*Records contained in a dataset*:
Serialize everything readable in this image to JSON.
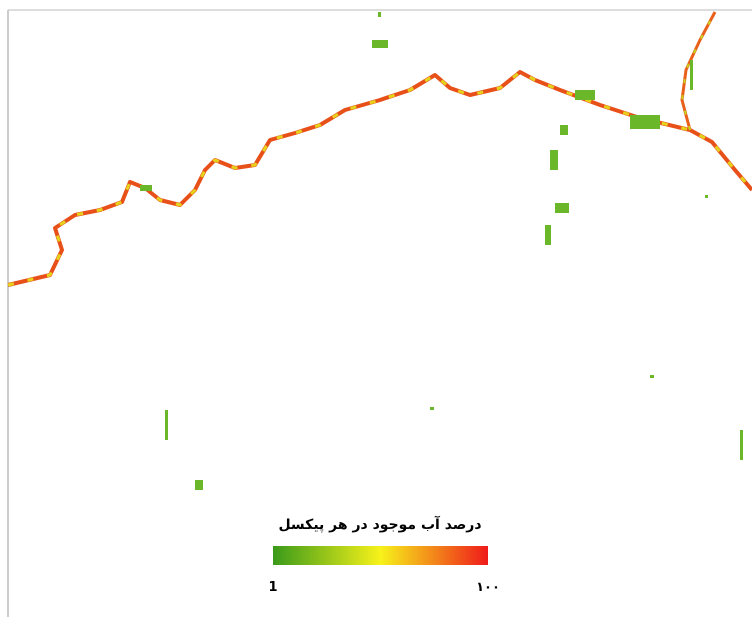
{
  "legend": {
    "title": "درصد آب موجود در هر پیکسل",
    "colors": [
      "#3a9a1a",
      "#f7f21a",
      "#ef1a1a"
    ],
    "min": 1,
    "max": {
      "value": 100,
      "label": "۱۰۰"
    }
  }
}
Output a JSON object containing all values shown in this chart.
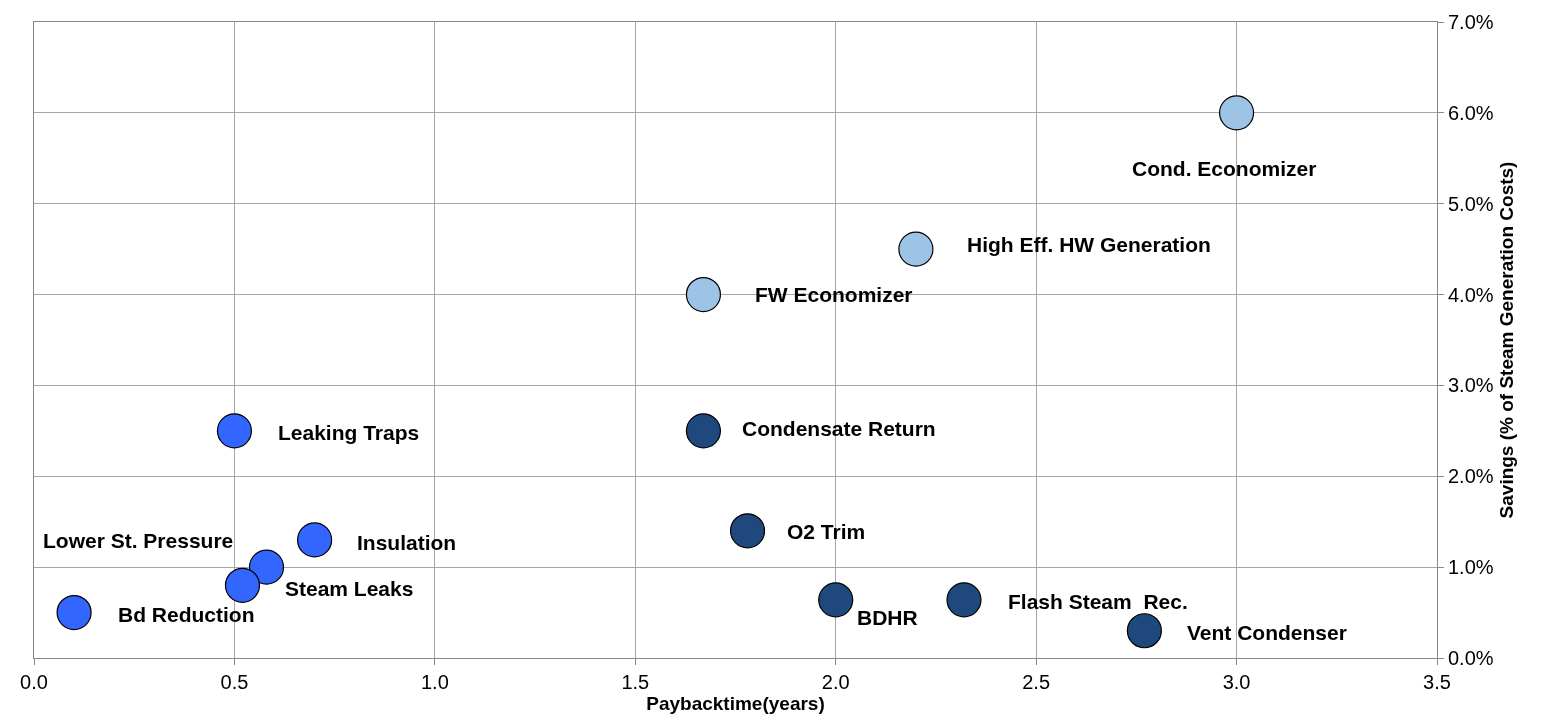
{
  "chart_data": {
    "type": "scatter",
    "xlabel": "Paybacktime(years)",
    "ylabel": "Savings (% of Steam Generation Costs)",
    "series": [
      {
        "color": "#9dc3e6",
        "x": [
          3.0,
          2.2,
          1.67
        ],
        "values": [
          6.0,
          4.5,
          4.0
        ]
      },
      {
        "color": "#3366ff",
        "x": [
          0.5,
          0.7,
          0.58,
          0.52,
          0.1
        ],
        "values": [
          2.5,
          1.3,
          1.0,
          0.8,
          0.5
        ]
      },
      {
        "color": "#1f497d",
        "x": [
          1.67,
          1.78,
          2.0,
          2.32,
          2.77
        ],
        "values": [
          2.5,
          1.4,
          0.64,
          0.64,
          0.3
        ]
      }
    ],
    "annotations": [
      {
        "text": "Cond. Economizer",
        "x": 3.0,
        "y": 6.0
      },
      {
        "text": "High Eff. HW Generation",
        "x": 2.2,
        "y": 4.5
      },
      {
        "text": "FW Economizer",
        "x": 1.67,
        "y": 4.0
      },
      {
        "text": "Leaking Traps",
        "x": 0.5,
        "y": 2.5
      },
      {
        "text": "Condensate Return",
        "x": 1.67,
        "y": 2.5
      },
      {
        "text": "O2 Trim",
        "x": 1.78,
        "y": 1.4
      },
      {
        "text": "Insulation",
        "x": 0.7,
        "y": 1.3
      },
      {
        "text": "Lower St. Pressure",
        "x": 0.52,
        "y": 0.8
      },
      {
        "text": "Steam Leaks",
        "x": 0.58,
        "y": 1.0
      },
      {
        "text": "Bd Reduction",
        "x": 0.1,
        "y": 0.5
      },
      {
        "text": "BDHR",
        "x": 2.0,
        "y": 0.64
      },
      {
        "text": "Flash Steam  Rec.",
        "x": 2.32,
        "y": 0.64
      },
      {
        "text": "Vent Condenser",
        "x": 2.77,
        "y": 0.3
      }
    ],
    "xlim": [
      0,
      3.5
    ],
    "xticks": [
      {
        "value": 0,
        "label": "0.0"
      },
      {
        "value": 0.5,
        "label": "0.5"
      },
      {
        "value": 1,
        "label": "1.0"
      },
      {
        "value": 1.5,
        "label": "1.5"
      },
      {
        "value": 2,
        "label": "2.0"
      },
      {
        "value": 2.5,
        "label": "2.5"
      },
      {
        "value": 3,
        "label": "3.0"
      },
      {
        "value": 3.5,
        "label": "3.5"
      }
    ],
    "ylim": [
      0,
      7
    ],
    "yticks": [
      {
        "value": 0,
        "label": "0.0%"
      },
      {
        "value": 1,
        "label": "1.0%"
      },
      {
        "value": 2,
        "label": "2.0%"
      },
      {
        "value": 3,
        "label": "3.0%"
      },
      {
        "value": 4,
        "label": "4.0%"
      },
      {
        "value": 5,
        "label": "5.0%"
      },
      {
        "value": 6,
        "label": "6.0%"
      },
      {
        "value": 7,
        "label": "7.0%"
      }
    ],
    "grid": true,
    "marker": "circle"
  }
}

*Aim of the task*: Quote the entries in full. Any image among them is to be omitted from the copy.

*Task response*:
Serialize everything readable in this image to JSON.
{
  "legend": {
    "title": "درصد آب موجود در هر پیکسل",
    "colors": [
      "#3a9a1a",
      "#f7f21a",
      "#ef1a1a"
    ],
    "min": 1,
    "max": {
      "value": 100,
      "label": "۱۰۰"
    }
  }
}
Output a JSON object containing all values shown in this chart.
{
  "chart_data": {
    "type": "scatter",
    "xlabel": "Paybacktime(years)",
    "ylabel": "Savings (% of Steam Generation Costs)",
    "series": [
      {
        "color": "#9dc3e6",
        "x": [
          3.0,
          2.2,
          1.67
        ],
        "values": [
          6.0,
          4.5,
          4.0
        ]
      },
      {
        "color": "#3366ff",
        "x": [
          0.5,
          0.7,
          0.58,
          0.52,
          0.1
        ],
        "values": [
          2.5,
          1.3,
          1.0,
          0.8,
          0.5
        ]
      },
      {
        "color": "#1f497d",
        "x": [
          1.67,
          1.78,
          2.0,
          2.32,
          2.77
        ],
        "values": [
          2.5,
          1.4,
          0.64,
          0.64,
          0.3
        ]
      }
    ],
    "annotations": [
      {
        "text": "Cond. Economizer",
        "x": 3.0,
        "y": 6.0
      },
      {
        "text": "High Eff. HW Generation",
        "x": 2.2,
        "y": 4.5
      },
      {
        "text": "FW Economizer",
        "x": 1.67,
        "y": 4.0
      },
      {
        "text": "Leaking Traps",
        "x": 0.5,
        "y": 2.5
      },
      {
        "text": "Condensate Return",
        "x": 1.67,
        "y": 2.5
      },
      {
        "text": "O2 Trim",
        "x": 1.78,
        "y": 1.4
      },
      {
        "text": "Insulation",
        "x": 0.7,
        "y": 1.3
      },
      {
        "text": "Lower St. Pressure",
        "x": 0.52,
        "y": 0.8
      },
      {
        "text": "Steam Leaks",
        "x": 0.58,
        "y": 1.0
      },
      {
        "text": "Bd Reduction",
        "x": 0.1,
        "y": 0.5
      },
      {
        "text": "BDHR",
        "x": 2.0,
        "y": 0.64
      },
      {
        "text": "Flash Steam  Rec.",
        "x": 2.32,
        "y": 0.64
      },
      {
        "text": "Vent Condenser",
        "x": 2.77,
        "y": 0.3
      }
    ],
    "xlim": [
      0,
      3.5
    ],
    "xticks": [
      {
        "value": 0,
        "label": "0.0"
      },
      {
        "value": 0.5,
        "label": "0.5"
      },
      {
        "value": 1,
        "label": "1.0"
      },
      {
        "value": 1.5,
        "label": "1.5"
      },
      {
        "value": 2,
        "label": "2.0"
      },
      {
        "value": 2.5,
        "label": "2.5"
      },
      {
        "value": 3,
        "label": "3.0"
      },
      {
        "value": 3.5,
        "label": "3.5"
      }
    ],
    "ylim": [
      0,
      7
    ],
    "yticks": [
      {
        "value": 0,
        "label": "0.0%"
      },
      {
        "value": 1,
        "label": "1.0%"
      },
      {
        "value": 2,
        "label": "2.0%"
      },
      {
        "value": 3,
        "label": "3.0%"
      },
      {
        "value": 4,
        "label": "4.0%"
      },
      {
        "value": 5,
        "label": "5.0%"
      },
      {
        "value": 6,
        "label": "6.0%"
      },
      {
        "value": 7,
        "label": "7.0%"
      }
    ],
    "grid": true,
    "marker": "circle"
  }
}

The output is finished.